● **INSTRUCTION**: Output the material beneath this task exactly, images excluded.

● **EXERCISE MATERIAL**:

»»

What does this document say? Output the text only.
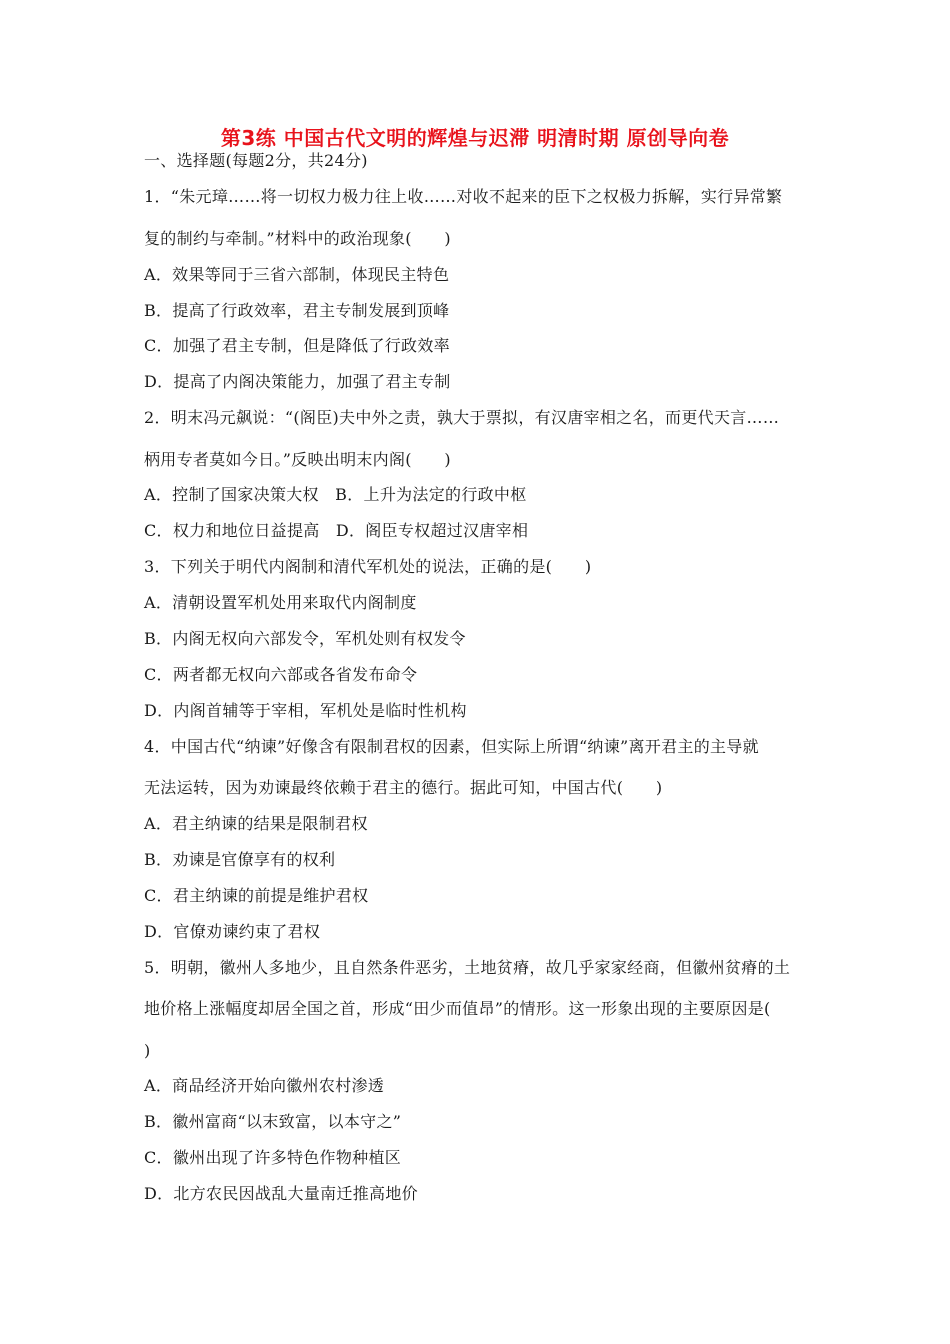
第3练 中国古代文明的辉煌与迟滞 明清时期 原创导向卷
一、选择题(每题2分，共24分)
1．“朱元璋……将一切权力极力往上收……对收不起来的臣下之权极力拆解，实行异常繁
复的制约与牵制。”材料中的政治现象(　　)
A．效果等同于三省六部制，体现民主特色
B．提高了行政效率，君主专制发展到顶峰
C．加强了君主专制，但是降低了行政效率
D．提高了内阁决策能力，加强了君主专制
2．明末冯元飙说：“(阁臣)夫中外之责，孰大于票拟，有汉唐宰相之名，而更代天言……
柄用专者莫如今日。”反映出明末内阁(　　)
A．控制了国家决策大权　B．上升为法定的行政中枢
C．权力和地位日益提高　D．阁臣专权超过汉唐宰相
3．下列关于明代内阁制和清代军机处的说法，正确的是(　　)
A．清朝设置军机处用来取代内阁制度
B．内阁无权向六部发令，军机处则有权发令
C．两者都无权向六部或各省发布命令
D．内阁首辅等于宰相，军机处是临时性机构
4．中国古代“纳谏”好像含有限制君权的因素，但实际上所谓“纳谏”离开君主的主导就
无法运转，因为劝谏最终依赖于君主的德行。据此可知，中国古代(　　)
A．君主纳谏的结果是限制君权
B．劝谏是官僚享有的权利
C．君主纳谏的前提是维护君权
D．官僚劝谏约束了君权
5．明朝，徽州人多地少，且自然条件恶劣，土地贫瘠，故几乎家家经商，但徽州贫瘠的土
地价格上涨幅度却居全国之首，形成“田少而值昂”的情形。这一形象出现的主要原因是(
)
A．商品经济开始向徽州农村渗透
B．徽州富商“以末致富，以本守之”
C．徽州出现了许多特色作物种植区
D．北方农民因战乱大量南迁推高地价
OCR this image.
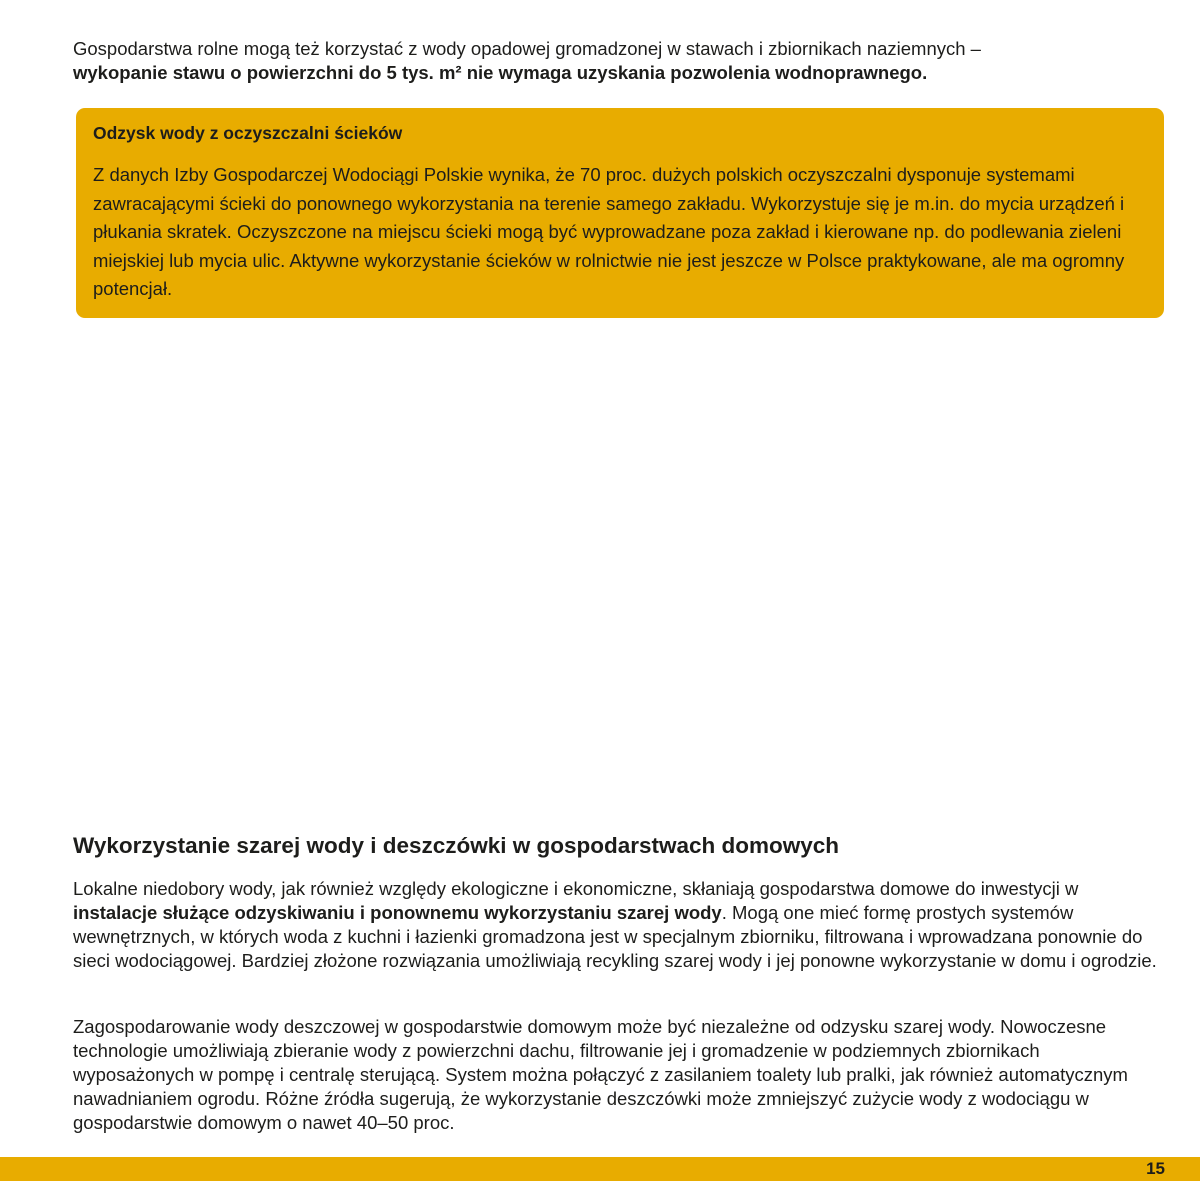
Gospodarstwa rolne mogą też korzystać z wody opadowej gromadzonej w stawach i zbiornikach naziemnych –
wykopanie stawu o powierzchni do 5 tys. m² nie wymaga uzyskania pozwolenia wodnoprawnego.

Odzysk wody z oczyszczalni ścieków

Z danych Izby Gospodarczej Wodociągi Polskie wynika, że 70 proc. dużych polskich oczyszczalni dysponuje systemami zawracającymi ścieki do ponownego wykorzystania na terenie samego zakładu. Wykorzystuje się je m.in. do mycia urządzeń i płukania skratek. Oczyszczone na miejscu ścieki mogą być wyprowadzane poza zakład i kierowane np. do podlewania zieleni miejskiej lub mycia ulic. Aktywne wykorzystanie ścieków w rolnictwie nie jest jeszcze w Polsce praktykowane, ale ma ogromny potencjał.

Wykorzystanie szarej wody i deszczówki w gospodarstwach domowych

Lokalne niedobory wody, jak również względy ekologiczne i ekonomiczne, skłaniają gospodarstwa domowe do inwestycji w instalacje służące odzyskiwaniu i ponownemu wykorzystaniu szarej wody. Mogą one mieć formę prostych systemów wewnętrznych, w których woda z kuchni i łazienki gromadzona jest w specjalnym zbiorniku, filtrowana i wprowadzana ponownie do sieci wodociągowej. Bardziej złożone rozwiązania umożliwiają recykling szarej wody i jej ponowne wykorzystanie w domu i ogrodzie.

Zagospodarowanie wody deszczowej w gospodarstwie domowym może być niezależne od odzysku szarej wody. Nowoczesne technologie umożliwiają zbieranie wody z powierzchni dachu, filtrowanie jej i gromadzenie w podziemnych zbiornikach wyposażonych w pompę i centralę sterującą. System można połączyć z zasilaniem toalety lub pralki, jak również automatycznym nawadnianiem ogrodu. Różne źródła sugerują, że wykorzystanie deszczówki może zmniejszyć zużycie wody z wodociągu w gospodarstwie domowym o nawet 40–50 proc.

15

««

● **REPLY**:
What does this document say? Output the text only.
第3练 中国古代文明的辉煌与迟滞 明清时期 原创导向卷
一、选择题(每题2分，共24分)
1．“朱元璋……将一切权力极力往上收……对收不起来的臣下之权极力拆解，实行异常繁
复的制约与牵制。”材料中的政治现象(　　)
A．效果等同于三省六部制，体现民主特色
B．提高了行政效率，君主专制发展到顶峰
C．加强了君主专制，但是降低了行政效率
D．提高了内阁决策能力，加强了君主专制
2．明末冯元飙说：“(阁臣)夫中外之责，孰大于票拟，有汉唐宰相之名，而更代天言……
柄用专者莫如今日。”反映出明末内阁(　　)
A．控制了国家决策大权　B．上升为法定的行政中枢
C．权力和地位日益提高　D．阁臣专权超过汉唐宰相
3．下列关于明代内阁制和清代军机处的说法，正确的是(　　)
A．清朝设置军机处用来取代内阁制度
B．内阁无权向六部发令，军机处则有权发令
C．两者都无权向六部或各省发布命令
D．内阁首辅等于宰相，军机处是临时性机构
4．中国古代“纳谏”好像含有限制君权的因素，但实际上所谓“纳谏”离开君主的主导就
无法运转，因为劝谏最终依赖于君主的德行。据此可知，中国古代(　　)
A．君主纳谏的结果是限制君权
B．劝谏是官僚享有的权利
C．君主纳谏的前提是维护君权
D．官僚劝谏约束了君权
5．明朝，徽州人多地少，且自然条件恶劣，土地贫瘠，故几乎家家经商，但徽州贫瘠的土
地价格上涨幅度却居全国之首，形成“田少而值昂”的情形。这一形象出现的主要原因是(
)
A．商品经济开始向徽州农村渗透
B．徽州富商“以末致富，以本守之”
C．徽州出现了许多特色作物种植区
D．北方农民因战乱大量南迁推高地价
OCR this image.
Gospodarstwa rolne mogą też korzystać z wody opadowej gromadzonej w stawach i zbiornikach naziemnych –
wykopanie stawu o powierzchni do 5 tys. m² nie wymaga uzyskania pozwolenia wodnoprawnego.

Odzysk wody z oczyszczalni ścieków

Z danych Izby Gospodarczej Wodociągi Polskie wynika, że 70 proc. dużych polskich oczyszczalni dysponuje systemami zawracającymi ścieki do ponownego wykorzystania na terenie samego zakładu. Wykorzystuje się je m.in. do mycia urządzeń i płukania skratek. Oczyszczone na miejscu ścieki mogą być wyprowadzane poza zakład i kierowane np. do podlewania zieleni miejskiej lub mycia ulic. Aktywne wykorzystanie ścieków w rolnictwie nie jest jeszcze w Polsce praktykowane, ale ma ogromny potencjał.

Wykorzystanie szarej wody i deszczówki w gospodarstwach domowych

Lokalne niedobory wody, jak również względy ekologiczne i ekonomiczne, skłaniają gospodarstwa domowe do inwestycji w instalacje służące odzyskiwaniu i ponownemu wykorzystaniu szarej wody. Mogą one mieć formę prostych systemów wewnętrznych, w których woda z kuchni i łazienki gromadzona jest w specjalnym zbiorniku, filtrowana i wprowadzana ponownie do sieci wodociągowej. Bardziej złożone rozwiązania umożliwiają recykling szarej wody i jej ponowne wykorzystanie w domu i ogrodzie.

Zagospodarowanie wody deszczowej w gospodarstwie domowym może być niezależne od odzysku szarej wody. Nowoczesne technologie umożliwiają zbieranie wody z powierzchni dachu, filtrowanie jej i gromadzenie w podziemnych zbiornikach wyposażonych w pompę i centralę sterującą. System można połączyć z zasilaniem toalety lub pralki, jak również automatycznym nawadnianiem ogrodu. Różne źródła sugerują, że wykorzystanie deszczówki może zmniejszyć zużycie wody z wodociągu w gospodarstwie domowym o nawet 40–50 proc.

15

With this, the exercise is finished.